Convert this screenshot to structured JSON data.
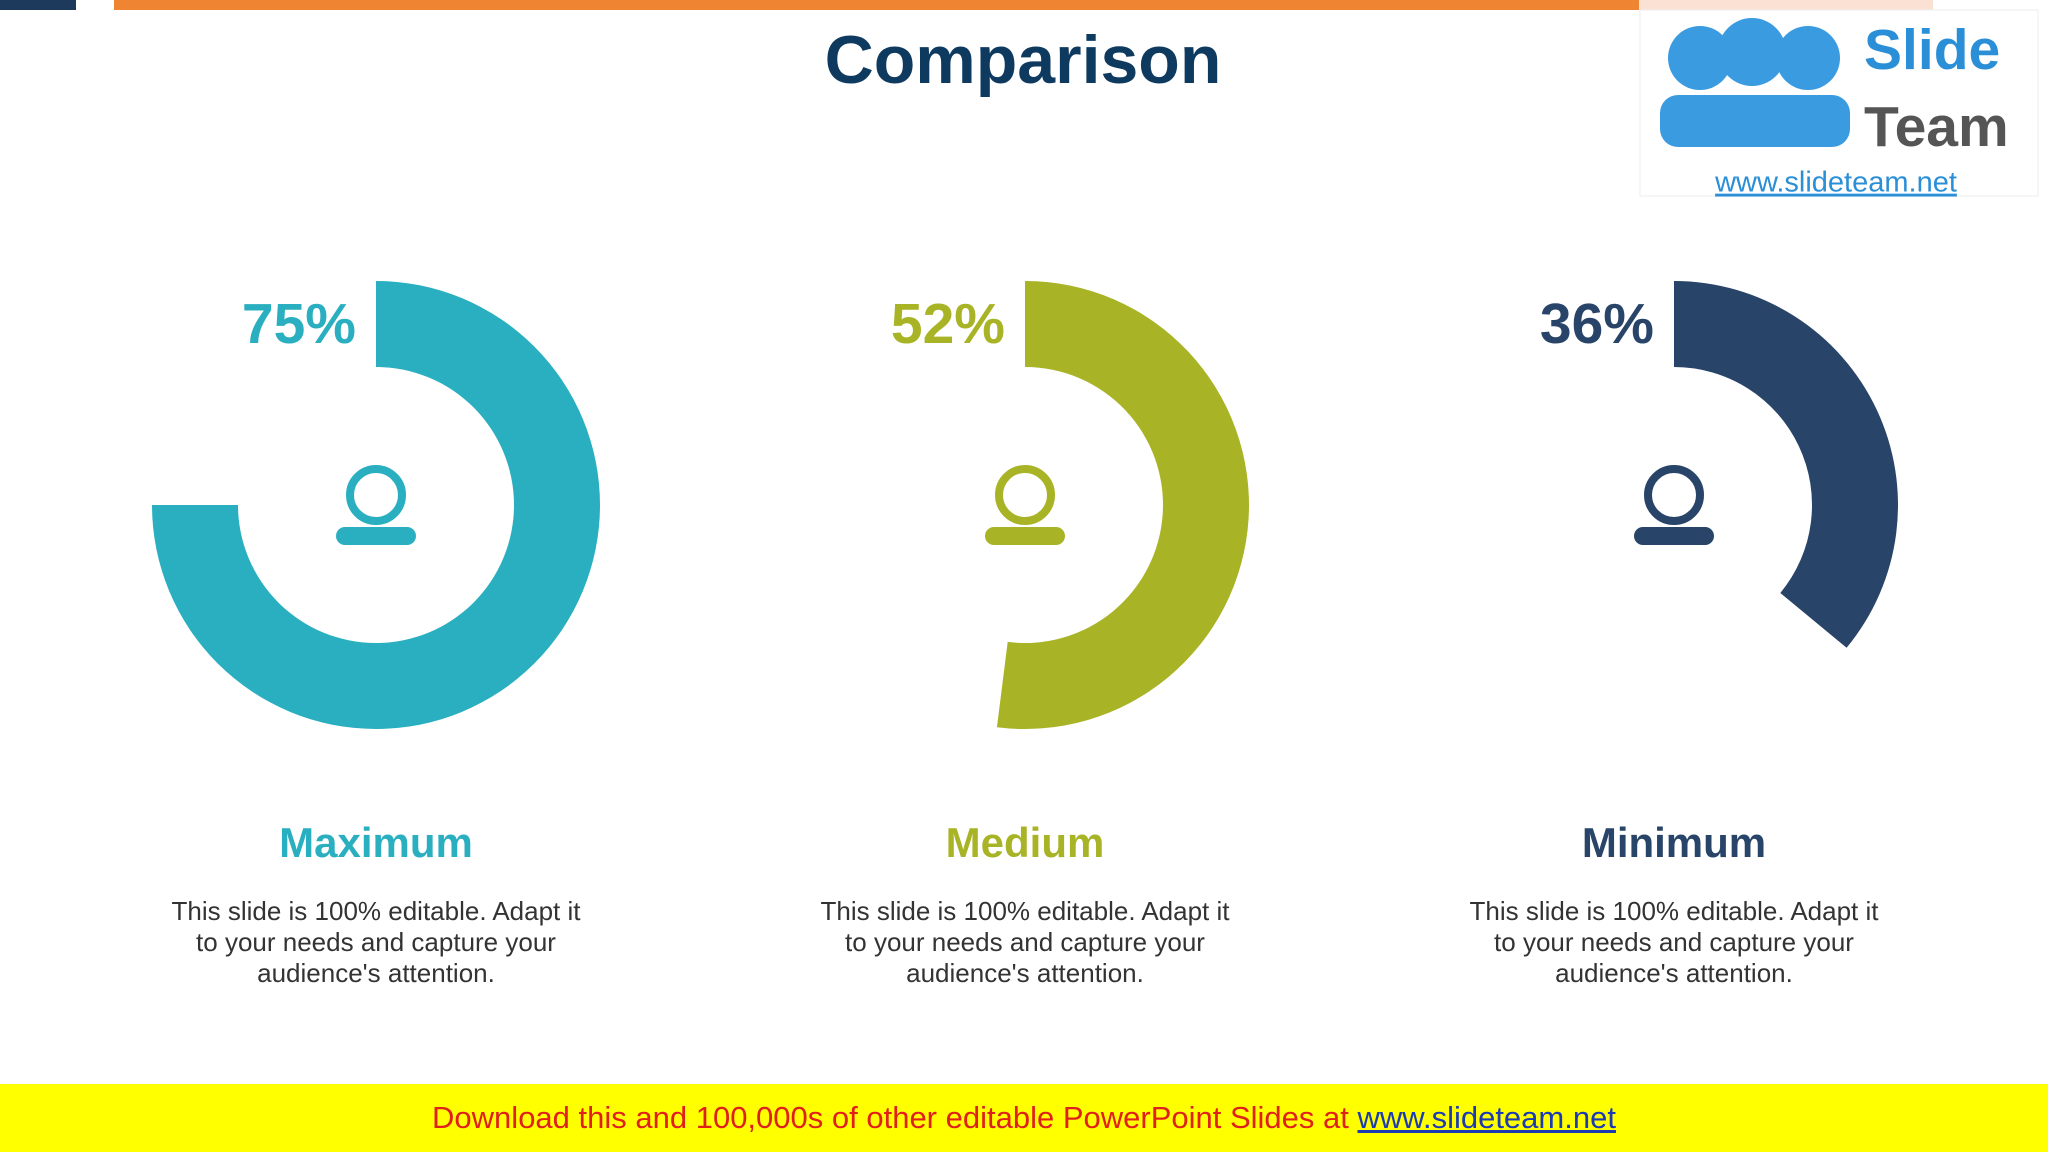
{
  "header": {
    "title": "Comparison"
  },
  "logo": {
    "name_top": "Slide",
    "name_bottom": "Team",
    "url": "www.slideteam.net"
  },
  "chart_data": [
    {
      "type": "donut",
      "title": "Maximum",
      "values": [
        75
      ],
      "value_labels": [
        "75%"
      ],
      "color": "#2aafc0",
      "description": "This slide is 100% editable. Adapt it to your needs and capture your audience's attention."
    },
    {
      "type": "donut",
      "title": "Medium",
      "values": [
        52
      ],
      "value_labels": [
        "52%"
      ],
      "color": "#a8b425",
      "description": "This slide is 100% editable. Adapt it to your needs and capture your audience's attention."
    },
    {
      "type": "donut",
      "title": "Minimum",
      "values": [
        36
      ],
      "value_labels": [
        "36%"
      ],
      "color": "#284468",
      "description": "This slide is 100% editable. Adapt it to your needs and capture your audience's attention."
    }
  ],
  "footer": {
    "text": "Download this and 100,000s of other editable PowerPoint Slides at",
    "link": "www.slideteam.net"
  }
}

--- --- ---

Problem ▸ All of the material above needs to be restated exactly, with no pictures.

Answer for the task ▸
Convert this screenshot to structured JSON data.
{
  "header": {
    "title": "Comparison"
  },
  "logo": {
    "name_top": "Slide",
    "name_bottom": "Team",
    "url": "www.slideteam.net"
  },
  "chart_data": [
    {
      "type": "donut",
      "title": "Maximum",
      "values": [
        75
      ],
      "value_labels": [
        "75%"
      ],
      "color": "#2aafc0",
      "description": "This slide is 100% editable. Adapt it to your needs and capture your audience's attention."
    },
    {
      "type": "donut",
      "title": "Medium",
      "values": [
        52
      ],
      "value_labels": [
        "52%"
      ],
      "color": "#a8b425",
      "description": "This slide is 100% editable. Adapt it to your needs and capture your audience's attention."
    },
    {
      "type": "donut",
      "title": "Minimum",
      "values": [
        36
      ],
      "value_labels": [
        "36%"
      ],
      "color": "#284468",
      "description": "This slide is 100% editable. Adapt it to your needs and capture your audience's attention."
    }
  ],
  "footer": {
    "text": "Download this and 100,000s of other editable PowerPoint Slides at",
    "link": "www.slideteam.net"
  }
}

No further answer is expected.